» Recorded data
══════

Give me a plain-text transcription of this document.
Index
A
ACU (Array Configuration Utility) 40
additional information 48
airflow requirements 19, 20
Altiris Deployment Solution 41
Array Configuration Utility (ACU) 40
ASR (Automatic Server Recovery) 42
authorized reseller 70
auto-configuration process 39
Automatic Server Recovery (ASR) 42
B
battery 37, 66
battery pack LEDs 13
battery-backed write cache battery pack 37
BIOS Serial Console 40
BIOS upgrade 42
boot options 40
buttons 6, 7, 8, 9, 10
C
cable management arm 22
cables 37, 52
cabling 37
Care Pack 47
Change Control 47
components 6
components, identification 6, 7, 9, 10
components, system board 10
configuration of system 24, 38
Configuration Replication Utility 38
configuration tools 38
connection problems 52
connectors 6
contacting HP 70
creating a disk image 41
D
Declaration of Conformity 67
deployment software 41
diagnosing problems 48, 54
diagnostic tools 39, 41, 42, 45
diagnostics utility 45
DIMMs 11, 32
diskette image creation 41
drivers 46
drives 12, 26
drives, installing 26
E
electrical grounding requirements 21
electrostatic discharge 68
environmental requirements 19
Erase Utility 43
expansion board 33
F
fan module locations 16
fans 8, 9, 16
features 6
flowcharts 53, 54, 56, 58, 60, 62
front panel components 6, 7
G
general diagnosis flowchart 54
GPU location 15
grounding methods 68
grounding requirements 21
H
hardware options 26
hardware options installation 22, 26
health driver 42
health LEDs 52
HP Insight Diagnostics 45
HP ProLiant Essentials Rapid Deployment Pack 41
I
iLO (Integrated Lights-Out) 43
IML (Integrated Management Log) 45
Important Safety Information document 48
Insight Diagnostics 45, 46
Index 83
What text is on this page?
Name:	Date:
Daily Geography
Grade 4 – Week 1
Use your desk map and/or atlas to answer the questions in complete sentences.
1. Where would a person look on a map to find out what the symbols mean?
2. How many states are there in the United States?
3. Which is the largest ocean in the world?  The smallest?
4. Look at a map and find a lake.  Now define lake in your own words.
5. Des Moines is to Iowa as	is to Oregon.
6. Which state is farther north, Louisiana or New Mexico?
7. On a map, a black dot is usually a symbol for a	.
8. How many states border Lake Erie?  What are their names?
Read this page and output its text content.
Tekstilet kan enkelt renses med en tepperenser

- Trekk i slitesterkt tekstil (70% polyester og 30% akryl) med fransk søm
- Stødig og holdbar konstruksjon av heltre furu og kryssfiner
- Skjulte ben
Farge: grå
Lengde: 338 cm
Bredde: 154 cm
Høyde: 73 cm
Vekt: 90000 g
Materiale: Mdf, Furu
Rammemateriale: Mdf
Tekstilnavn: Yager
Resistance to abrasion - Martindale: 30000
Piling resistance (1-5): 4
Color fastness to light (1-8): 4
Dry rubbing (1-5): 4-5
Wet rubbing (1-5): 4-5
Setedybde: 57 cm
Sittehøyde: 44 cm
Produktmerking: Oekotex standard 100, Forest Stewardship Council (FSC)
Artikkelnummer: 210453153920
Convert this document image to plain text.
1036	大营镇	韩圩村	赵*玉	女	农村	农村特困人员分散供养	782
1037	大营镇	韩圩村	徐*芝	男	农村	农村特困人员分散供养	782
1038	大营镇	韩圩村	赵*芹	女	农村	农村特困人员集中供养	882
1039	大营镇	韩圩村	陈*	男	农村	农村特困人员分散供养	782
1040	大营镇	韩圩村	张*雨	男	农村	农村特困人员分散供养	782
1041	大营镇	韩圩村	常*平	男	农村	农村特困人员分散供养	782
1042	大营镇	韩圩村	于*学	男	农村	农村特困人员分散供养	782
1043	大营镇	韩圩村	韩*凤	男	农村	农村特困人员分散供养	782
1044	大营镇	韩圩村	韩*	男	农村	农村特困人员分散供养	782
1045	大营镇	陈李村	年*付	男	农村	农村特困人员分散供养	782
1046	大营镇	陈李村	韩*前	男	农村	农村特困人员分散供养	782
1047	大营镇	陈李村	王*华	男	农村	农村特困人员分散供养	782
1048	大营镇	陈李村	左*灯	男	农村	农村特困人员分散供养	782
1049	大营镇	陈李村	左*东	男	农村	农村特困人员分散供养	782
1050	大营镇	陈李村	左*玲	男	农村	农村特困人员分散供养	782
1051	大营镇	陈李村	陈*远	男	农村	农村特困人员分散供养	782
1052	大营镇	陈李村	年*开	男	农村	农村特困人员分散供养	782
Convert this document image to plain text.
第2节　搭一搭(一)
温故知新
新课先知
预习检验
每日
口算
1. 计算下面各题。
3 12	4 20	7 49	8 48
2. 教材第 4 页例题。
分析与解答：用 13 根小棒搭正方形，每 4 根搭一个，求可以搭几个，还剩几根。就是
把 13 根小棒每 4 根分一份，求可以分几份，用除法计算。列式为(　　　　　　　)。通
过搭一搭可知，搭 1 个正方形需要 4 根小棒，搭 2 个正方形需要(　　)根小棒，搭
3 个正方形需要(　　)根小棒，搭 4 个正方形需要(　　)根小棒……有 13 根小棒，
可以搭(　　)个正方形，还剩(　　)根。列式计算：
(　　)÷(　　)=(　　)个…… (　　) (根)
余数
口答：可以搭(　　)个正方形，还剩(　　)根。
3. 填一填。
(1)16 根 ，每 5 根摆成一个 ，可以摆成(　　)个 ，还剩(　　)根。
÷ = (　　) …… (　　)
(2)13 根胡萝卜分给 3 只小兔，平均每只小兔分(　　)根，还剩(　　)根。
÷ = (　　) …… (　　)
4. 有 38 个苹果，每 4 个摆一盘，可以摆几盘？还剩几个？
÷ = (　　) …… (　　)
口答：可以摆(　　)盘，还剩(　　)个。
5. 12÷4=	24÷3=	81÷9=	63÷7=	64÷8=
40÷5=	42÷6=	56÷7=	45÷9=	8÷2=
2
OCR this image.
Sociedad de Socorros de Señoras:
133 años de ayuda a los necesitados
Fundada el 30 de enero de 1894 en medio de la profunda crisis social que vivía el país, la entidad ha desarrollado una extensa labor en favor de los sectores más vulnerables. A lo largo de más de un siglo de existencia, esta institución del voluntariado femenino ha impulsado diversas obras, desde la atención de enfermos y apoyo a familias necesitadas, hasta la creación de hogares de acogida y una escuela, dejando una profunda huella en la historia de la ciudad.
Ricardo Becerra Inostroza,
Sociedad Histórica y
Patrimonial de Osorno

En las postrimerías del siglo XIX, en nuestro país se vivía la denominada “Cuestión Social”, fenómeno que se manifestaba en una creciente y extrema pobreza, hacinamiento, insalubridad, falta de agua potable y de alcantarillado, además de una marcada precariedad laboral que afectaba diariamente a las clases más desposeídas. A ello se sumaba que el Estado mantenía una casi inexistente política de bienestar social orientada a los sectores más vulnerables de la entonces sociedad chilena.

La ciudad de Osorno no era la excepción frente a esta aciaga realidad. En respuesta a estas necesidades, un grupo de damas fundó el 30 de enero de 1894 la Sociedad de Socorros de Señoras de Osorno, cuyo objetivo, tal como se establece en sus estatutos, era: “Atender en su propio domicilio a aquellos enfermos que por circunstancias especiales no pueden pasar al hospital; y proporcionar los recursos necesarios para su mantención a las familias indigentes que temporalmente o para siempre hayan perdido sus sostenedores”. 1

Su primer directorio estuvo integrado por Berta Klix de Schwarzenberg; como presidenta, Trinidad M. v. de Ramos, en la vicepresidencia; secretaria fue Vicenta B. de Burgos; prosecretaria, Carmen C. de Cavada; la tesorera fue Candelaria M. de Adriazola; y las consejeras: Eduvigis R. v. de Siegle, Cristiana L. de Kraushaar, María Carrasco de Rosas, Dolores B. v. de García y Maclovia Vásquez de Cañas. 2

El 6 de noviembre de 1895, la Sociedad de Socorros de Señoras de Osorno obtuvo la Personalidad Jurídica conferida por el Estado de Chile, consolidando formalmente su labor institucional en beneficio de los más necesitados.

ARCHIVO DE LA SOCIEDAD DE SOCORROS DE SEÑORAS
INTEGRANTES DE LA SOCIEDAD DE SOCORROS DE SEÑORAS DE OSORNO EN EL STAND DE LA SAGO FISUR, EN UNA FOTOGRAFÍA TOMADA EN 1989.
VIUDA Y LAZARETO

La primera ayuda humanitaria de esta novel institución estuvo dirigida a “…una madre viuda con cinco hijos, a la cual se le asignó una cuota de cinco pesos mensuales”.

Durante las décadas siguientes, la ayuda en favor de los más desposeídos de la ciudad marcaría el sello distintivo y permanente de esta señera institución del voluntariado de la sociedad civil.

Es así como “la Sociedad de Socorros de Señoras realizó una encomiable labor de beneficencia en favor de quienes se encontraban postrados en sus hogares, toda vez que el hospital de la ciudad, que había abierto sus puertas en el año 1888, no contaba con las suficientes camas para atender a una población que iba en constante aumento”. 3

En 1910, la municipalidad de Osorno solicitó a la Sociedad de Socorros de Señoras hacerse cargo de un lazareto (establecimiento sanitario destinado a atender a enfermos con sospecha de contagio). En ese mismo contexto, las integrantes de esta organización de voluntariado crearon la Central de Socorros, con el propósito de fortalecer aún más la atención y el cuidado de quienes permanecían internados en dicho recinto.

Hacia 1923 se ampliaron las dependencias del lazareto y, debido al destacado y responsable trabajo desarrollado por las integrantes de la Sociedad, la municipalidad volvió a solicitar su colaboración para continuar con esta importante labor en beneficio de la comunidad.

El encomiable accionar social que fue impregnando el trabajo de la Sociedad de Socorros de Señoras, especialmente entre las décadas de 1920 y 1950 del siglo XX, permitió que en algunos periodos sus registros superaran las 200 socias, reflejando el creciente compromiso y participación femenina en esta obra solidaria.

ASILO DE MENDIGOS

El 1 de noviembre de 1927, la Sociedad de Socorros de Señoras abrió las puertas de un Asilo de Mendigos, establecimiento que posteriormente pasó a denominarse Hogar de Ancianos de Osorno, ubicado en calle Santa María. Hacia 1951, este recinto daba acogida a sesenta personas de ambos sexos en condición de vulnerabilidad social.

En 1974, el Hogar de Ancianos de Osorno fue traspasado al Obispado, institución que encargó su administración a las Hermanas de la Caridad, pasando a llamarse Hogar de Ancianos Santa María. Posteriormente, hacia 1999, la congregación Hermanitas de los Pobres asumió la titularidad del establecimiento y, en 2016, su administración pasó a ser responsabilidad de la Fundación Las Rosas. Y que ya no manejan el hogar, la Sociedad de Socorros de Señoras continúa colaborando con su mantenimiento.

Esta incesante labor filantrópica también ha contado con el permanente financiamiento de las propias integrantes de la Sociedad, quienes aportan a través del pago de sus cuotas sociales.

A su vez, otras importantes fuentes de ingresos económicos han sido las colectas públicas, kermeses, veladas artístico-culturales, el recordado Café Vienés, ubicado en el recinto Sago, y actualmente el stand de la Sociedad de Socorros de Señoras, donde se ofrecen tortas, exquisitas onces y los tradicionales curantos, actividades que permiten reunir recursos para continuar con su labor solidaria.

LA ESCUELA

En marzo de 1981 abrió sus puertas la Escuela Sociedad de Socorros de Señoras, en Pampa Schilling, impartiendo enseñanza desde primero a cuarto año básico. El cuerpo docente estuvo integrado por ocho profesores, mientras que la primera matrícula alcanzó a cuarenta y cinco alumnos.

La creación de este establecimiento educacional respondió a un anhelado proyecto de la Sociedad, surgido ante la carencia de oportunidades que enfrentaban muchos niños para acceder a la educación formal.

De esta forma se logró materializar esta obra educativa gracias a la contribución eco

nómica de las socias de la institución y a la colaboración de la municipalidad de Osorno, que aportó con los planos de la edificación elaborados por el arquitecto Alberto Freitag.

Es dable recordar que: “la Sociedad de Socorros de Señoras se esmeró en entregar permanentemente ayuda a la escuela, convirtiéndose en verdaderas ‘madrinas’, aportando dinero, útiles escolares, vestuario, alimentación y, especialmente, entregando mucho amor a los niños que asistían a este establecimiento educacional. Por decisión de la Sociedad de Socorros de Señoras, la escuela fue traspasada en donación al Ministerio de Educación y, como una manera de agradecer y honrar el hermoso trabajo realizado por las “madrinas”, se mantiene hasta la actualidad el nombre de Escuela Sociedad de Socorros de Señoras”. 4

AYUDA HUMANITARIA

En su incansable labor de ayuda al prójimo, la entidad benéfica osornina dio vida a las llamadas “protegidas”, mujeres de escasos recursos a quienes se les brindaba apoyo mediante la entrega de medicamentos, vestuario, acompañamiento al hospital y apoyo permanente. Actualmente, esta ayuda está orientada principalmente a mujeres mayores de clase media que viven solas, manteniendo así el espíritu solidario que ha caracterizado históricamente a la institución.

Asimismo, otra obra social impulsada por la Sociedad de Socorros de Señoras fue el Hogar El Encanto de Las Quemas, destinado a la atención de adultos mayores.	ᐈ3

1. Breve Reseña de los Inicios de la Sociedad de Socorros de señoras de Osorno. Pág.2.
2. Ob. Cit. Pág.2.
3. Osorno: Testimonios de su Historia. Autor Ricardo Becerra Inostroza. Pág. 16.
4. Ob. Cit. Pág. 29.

══════

» WRITTEN PROBLEM
Scan the lines for the string "many". Pick out every line that has it.

» WRITTEN ANSWER
2. How many states are there in the United States?
8. How many states border Lake Erie?  What are their names?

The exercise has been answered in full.